__TASK OBJECTIVE__.
Copy out the listing below line for line, changing nothing.

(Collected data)
* begin *

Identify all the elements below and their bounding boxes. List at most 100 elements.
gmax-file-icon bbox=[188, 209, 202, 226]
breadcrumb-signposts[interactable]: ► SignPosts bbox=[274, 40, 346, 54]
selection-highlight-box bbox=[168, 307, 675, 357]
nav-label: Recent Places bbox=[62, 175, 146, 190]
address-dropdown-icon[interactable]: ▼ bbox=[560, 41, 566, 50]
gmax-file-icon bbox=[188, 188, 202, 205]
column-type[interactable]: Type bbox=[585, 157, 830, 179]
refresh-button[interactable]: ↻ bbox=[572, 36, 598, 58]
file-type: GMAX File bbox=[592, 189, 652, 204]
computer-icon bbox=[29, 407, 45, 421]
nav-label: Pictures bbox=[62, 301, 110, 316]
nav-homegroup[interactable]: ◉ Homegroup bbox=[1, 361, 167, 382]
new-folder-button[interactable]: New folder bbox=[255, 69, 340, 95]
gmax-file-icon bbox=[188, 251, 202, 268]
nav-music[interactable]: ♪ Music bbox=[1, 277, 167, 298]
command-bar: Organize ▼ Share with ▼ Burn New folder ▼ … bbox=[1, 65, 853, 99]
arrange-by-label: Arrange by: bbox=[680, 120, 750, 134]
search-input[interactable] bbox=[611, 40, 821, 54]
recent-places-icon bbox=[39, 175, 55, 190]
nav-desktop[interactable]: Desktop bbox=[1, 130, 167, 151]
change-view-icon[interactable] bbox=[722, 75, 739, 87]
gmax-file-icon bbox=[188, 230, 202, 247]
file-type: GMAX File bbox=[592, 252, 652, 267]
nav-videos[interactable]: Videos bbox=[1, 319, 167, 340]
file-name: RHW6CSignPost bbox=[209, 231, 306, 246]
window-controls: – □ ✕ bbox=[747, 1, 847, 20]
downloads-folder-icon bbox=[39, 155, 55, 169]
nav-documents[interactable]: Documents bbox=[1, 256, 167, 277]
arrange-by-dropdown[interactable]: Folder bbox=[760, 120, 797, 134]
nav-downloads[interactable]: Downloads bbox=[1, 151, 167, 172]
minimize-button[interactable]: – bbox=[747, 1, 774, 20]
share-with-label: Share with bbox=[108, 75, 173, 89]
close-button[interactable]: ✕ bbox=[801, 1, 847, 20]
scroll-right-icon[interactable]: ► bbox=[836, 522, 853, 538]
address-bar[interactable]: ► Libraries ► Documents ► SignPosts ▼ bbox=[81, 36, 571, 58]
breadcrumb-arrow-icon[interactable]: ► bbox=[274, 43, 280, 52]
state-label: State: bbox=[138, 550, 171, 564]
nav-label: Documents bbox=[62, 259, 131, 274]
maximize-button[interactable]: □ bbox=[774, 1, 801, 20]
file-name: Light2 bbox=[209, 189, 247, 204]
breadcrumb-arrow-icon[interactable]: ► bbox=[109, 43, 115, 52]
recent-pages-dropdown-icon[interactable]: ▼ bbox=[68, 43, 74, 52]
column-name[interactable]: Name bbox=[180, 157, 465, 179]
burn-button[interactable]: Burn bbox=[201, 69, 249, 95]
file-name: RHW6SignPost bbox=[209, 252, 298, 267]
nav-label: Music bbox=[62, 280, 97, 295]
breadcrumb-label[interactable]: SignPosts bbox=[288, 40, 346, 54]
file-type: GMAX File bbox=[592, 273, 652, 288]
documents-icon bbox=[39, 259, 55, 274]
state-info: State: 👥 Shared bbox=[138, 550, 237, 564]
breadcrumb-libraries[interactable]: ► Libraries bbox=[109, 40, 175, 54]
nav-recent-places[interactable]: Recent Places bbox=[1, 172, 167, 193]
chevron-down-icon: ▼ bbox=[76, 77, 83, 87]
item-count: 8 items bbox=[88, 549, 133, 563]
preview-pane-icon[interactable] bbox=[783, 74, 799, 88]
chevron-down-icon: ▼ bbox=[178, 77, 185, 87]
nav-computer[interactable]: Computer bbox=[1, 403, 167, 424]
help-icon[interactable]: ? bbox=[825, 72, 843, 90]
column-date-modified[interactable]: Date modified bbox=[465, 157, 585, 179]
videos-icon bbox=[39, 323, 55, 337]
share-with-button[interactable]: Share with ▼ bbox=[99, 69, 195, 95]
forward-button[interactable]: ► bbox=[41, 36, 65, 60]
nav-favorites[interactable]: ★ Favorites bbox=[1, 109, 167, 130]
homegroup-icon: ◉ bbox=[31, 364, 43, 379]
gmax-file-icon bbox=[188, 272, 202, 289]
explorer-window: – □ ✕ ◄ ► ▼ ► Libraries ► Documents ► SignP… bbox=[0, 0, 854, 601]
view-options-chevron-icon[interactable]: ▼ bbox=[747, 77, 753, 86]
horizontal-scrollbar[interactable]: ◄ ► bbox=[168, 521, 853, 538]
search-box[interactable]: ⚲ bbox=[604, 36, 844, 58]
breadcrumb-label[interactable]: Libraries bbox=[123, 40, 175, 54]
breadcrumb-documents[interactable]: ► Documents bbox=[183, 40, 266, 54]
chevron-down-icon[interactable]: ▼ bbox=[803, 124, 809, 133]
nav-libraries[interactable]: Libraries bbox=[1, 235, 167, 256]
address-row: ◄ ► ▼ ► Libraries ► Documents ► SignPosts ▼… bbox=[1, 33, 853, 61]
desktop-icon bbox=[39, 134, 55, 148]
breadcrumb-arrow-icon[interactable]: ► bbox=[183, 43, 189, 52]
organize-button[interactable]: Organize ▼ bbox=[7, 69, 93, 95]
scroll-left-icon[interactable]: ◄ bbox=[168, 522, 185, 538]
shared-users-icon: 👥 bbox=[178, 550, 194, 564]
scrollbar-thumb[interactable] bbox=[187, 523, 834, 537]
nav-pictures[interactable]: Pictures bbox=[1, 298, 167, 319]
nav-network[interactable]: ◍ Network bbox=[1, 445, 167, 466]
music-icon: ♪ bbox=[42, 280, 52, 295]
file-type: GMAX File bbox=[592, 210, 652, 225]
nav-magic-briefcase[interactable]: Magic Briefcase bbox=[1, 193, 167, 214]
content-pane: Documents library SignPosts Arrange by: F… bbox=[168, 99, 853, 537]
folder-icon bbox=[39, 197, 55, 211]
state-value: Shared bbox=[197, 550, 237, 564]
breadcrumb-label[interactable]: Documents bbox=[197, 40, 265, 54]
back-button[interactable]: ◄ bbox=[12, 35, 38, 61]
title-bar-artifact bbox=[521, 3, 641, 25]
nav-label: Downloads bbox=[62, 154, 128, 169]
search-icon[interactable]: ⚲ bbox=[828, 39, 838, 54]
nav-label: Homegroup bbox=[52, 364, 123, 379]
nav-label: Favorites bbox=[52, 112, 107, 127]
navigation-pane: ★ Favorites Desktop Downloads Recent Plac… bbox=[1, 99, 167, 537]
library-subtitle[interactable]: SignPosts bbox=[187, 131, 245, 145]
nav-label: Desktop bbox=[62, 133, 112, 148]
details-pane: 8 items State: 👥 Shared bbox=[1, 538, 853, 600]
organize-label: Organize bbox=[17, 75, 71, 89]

* end *

__EXERCISE RESPONSE__.
Identify all the elements below and their bounding boxes. List at most 100 elements.
gmax-file-icon bbox=[188, 209, 202, 226]
breadcrumb-signposts[interactable]: ► SignPosts bbox=[274, 40, 346, 54]
selection-highlight-box bbox=[168, 307, 675, 357]
nav-label: Recent Places bbox=[62, 175, 146, 190]
address-dropdown-icon[interactable]: ▼ bbox=[560, 41, 566, 50]
gmax-file-icon bbox=[188, 188, 202, 205]
column-type[interactable]: Type bbox=[585, 157, 830, 179]
refresh-button[interactable]: ↻ bbox=[572, 36, 598, 58]
file-type: GMAX File bbox=[592, 189, 652, 204]
computer-icon bbox=[29, 407, 45, 421]
nav-label: Pictures bbox=[62, 301, 110, 316]
nav-homegroup[interactable]: ◉ Homegroup bbox=[1, 361, 167, 382]
new-folder-button[interactable]: New folder bbox=[255, 69, 340, 95]
gmax-file-icon bbox=[188, 251, 202, 268]
nav-music[interactable]: ♪ Music bbox=[1, 277, 167, 298]
command-bar: Organize ▼ Share with ▼ Burn New folder ▼ … bbox=[1, 65, 853, 99]
arrange-by-label: Arrange by: bbox=[680, 120, 750, 134]
search-input[interactable] bbox=[611, 40, 821, 54]
recent-places-icon bbox=[39, 175, 55, 190]
nav-desktop[interactable]: Desktop bbox=[1, 130, 167, 151]
change-view-icon[interactable] bbox=[722, 75, 739, 87]
gmax-file-icon bbox=[188, 230, 202, 247]
file-type: GMAX File bbox=[592, 252, 652, 267]
nav-videos[interactable]: Videos bbox=[1, 319, 167, 340]
file-name: RHW6CSignPost bbox=[209, 231, 306, 246]
window-controls: – □ ✕ bbox=[747, 1, 847, 20]
downloads-folder-icon bbox=[39, 155, 55, 169]
nav-documents[interactable]: Documents bbox=[1, 256, 167, 277]
arrange-by-dropdown[interactable]: Folder bbox=[760, 120, 797, 134]
nav-downloads[interactable]: Downloads bbox=[1, 151, 167, 172]
minimize-button[interactable]: – bbox=[747, 1, 774, 20]
share-with-label: Share with bbox=[108, 75, 173, 89]
close-button[interactable]: ✕ bbox=[801, 1, 847, 20]
scroll-right-icon[interactable]: ► bbox=[836, 522, 853, 538]
address-bar[interactable]: ► Libraries ► Documents ► SignPosts ▼ bbox=[81, 36, 571, 58]
breadcrumb-arrow-icon[interactable]: ► bbox=[274, 43, 280, 52]
state-label: State: bbox=[138, 550, 171, 564]
nav-label: Documents bbox=[62, 259, 131, 274]
maximize-button[interactable]: □ bbox=[774, 1, 801, 20]
file-name: Light2 bbox=[209, 189, 247, 204]
breadcrumb-arrow-icon[interactable]: ► bbox=[109, 43, 115, 52]
recent-pages-dropdown-icon[interactable]: ▼ bbox=[68, 43, 74, 52]
column-name[interactable]: Name bbox=[180, 157, 465, 179]
burn-button[interactable]: Burn bbox=[201, 69, 249, 95]
file-name: RHW6SignPost bbox=[209, 252, 298, 267]
nav-label: Music bbox=[62, 280, 97, 295]
breadcrumb-label[interactable]: SignPosts bbox=[288, 40, 346, 54]
file-type: GMAX File bbox=[592, 273, 652, 288]
documents-icon bbox=[39, 259, 55, 274]
state-info: State: 👥 Shared bbox=[138, 550, 237, 564]
breadcrumb-libraries[interactable]: ► Libraries bbox=[109, 40, 175, 54]
nav-recent-places[interactable]: Recent Places bbox=[1, 172, 167, 193]
chevron-down-icon: ▼ bbox=[76, 77, 83, 87]
item-count: 8 items bbox=[88, 549, 133, 563]
preview-pane-icon[interactable] bbox=[783, 74, 799, 88]
chevron-down-icon: ▼ bbox=[178, 77, 185, 87]
nav-computer[interactable]: Computer bbox=[1, 403, 167, 424]
help-icon[interactable]: ? bbox=[825, 72, 843, 90]
column-date-modified[interactable]: Date modified bbox=[465, 157, 585, 179]
videos-icon bbox=[39, 323, 55, 337]
share-with-button[interactable]: Share with ▼ bbox=[99, 69, 195, 95]
forward-button[interactable]: ► bbox=[41, 36, 65, 60]
nav-favorites[interactable]: ★ Favorites bbox=[1, 109, 167, 130]
homegroup-icon: ◉ bbox=[31, 364, 43, 379]
gmax-file-icon bbox=[188, 272, 202, 289]
explorer-window: – □ ✕ ◄ ► ▼ ► Libraries ► Documents ► SignP… bbox=[0, 0, 854, 601]
view-options-chevron-icon[interactable]: ▼ bbox=[747, 77, 753, 86]
horizontal-scrollbar[interactable]: ◄ ► bbox=[168, 521, 853, 538]
search-box[interactable]: ⚲ bbox=[604, 36, 844, 58]
breadcrumb-label[interactable]: Libraries bbox=[123, 40, 175, 54]
breadcrumb-documents[interactable]: ► Documents bbox=[183, 40, 266, 54]
chevron-down-icon[interactable]: ▼ bbox=[803, 124, 809, 133]
nav-libraries[interactable]: Libraries bbox=[1, 235, 167, 256]
address-row: ◄ ► ▼ ► Libraries ► Documents ► SignPosts ▼… bbox=[1, 33, 853, 61]
desktop-icon bbox=[39, 134, 55, 148]
breadcrumb-arrow-icon[interactable]: ► bbox=[183, 43, 189, 52]
organize-button[interactable]: Organize ▼ bbox=[7, 69, 93, 95]
scroll-left-icon[interactable]: ◄ bbox=[168, 522, 185, 538]
shared-users-icon: 👥 bbox=[178, 550, 194, 564]
scrollbar-thumb[interactable] bbox=[187, 523, 834, 537]
nav-pictures[interactable]: Pictures bbox=[1, 298, 167, 319]
nav-network[interactable]: ◍ Network bbox=[1, 445, 167, 466]
music-icon: ♪ bbox=[42, 280, 52, 295]
file-type: GMAX File bbox=[592, 210, 652, 225]
nav-magic-briefcase[interactable]: Magic Briefcase bbox=[1, 193, 167, 214]
content-pane: Documents library SignPosts Arrange by: F… bbox=[168, 99, 853, 537]
folder-icon bbox=[39, 197, 55, 211]
state-value: Shared bbox=[197, 550, 237, 564]
breadcrumb-label[interactable]: Documents bbox=[197, 40, 265, 54]
back-button[interactable]: ◄ bbox=[12, 35, 38, 61]
title-bar-artifact bbox=[521, 3, 641, 25]
nav-label: Downloads bbox=[62, 154, 128, 169]
search-icon[interactable]: ⚲ bbox=[828, 39, 838, 54]
nav-label: Homegroup bbox=[52, 364, 123, 379]
nav-label: Favorites bbox=[52, 112, 107, 127]
navigation-pane: ★ Favorites Desktop Downloads Recent Plac… bbox=[1, 99, 167, 537]
library-subtitle[interactable]: SignPosts bbox=[187, 131, 245, 145]
nav-label: Desktop bbox=[62, 133, 112, 148]
details-pane: 8 items State: 👥 Shared bbox=[1, 538, 853, 600]
organize-label: Organize bbox=[17, 75, 71, 89]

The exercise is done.